Objective
Look for the string "What" in every line, and copy each line that has it.

The input
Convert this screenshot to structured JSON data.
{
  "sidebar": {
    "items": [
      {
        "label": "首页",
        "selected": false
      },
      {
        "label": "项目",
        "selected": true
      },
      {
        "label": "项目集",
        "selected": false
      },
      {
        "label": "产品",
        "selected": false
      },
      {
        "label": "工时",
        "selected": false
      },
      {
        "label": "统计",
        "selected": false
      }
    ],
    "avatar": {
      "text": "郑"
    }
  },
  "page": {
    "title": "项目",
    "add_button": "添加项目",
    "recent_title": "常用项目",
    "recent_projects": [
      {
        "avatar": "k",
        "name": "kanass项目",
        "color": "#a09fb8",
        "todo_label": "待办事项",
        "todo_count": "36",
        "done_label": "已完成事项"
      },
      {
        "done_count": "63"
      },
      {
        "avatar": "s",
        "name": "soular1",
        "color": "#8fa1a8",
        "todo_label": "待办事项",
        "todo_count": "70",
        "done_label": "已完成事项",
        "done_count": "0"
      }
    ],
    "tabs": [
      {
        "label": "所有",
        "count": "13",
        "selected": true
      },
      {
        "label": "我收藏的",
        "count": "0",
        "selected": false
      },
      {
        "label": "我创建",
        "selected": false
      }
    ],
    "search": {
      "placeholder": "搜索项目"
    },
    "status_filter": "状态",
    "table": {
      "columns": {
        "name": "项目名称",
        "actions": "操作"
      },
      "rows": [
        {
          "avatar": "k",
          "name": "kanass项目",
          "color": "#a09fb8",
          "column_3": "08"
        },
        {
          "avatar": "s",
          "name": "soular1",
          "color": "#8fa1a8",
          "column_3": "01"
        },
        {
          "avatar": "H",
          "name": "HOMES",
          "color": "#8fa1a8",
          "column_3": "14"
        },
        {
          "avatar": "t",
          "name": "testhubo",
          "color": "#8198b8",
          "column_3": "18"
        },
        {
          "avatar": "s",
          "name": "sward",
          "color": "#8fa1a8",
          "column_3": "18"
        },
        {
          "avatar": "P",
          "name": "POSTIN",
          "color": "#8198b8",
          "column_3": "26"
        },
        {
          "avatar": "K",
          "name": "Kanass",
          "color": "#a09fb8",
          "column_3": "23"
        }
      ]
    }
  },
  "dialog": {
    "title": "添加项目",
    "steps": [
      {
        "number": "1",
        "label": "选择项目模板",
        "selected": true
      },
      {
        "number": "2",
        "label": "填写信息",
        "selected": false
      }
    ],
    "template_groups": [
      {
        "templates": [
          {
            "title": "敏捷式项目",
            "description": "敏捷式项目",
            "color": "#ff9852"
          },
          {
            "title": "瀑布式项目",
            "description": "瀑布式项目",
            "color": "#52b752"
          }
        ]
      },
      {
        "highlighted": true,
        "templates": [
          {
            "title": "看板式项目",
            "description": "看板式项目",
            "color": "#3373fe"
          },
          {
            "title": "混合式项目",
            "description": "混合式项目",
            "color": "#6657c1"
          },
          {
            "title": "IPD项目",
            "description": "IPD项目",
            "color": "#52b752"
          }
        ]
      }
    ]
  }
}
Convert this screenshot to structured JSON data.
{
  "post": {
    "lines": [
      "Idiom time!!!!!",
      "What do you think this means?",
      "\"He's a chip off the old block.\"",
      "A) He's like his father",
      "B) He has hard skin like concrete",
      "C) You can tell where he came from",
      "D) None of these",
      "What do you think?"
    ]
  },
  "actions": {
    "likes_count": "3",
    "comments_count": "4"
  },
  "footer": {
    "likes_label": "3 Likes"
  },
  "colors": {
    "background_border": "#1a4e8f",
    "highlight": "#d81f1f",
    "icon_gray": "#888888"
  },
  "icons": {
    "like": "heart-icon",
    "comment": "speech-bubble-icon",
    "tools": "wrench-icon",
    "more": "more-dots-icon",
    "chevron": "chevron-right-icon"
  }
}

Output of the task
      "What do you think this means?",
      "What do you think?"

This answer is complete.